• **AVAILABLE DATA**
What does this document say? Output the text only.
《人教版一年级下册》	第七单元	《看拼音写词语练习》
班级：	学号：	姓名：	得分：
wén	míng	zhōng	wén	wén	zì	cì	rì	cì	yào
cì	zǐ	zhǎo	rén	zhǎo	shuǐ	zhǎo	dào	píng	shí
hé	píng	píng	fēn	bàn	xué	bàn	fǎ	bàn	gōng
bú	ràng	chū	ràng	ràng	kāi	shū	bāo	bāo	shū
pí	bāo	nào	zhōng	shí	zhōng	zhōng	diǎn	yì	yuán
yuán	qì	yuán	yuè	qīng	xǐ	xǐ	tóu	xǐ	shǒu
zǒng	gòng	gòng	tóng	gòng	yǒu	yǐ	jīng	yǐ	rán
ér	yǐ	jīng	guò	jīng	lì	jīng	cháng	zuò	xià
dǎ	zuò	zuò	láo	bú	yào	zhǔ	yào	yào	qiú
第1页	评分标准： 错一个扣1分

• **WHAT TO PRODUCE**
Every record above must be duplicated exactly.

• **TASK RESULT**
What does this document say? Output the text only.
《人教版一年级下册》	第七单元	《看拼音写词语练习》
班级：	学号：	姓名：	得分：
wén	míng	zhōng	wén	wén	zì	cì	rì	cì	yào
cì	zǐ	zhǎo	rén	zhǎo	shuǐ	zhǎo	dào	píng	shí
hé	píng	píng	fēn	bàn	xué	bàn	fǎ	bàn	gōng
bú	ràng	chū	ràng	ràng	kāi	shū	bāo	bāo	shū
pí	bāo	nào	zhōng	shí	zhōng	zhōng	diǎn	yì	yuán
yuán	qì	yuán	yuè	qīng	xǐ	xǐ	tóu	xǐ	shǒu
zǒng	gòng	gòng	tóng	gòng	yǒu	yǐ	jīng	yǐ	rán
ér	yǐ	jīng	guò	jīng	lì	jīng	cháng	zuò	xià
dǎ	zuò	zuò	láo	bú	yào	zhǔ	yào	yào	qiú
第1页	评分标准： 错一个扣1分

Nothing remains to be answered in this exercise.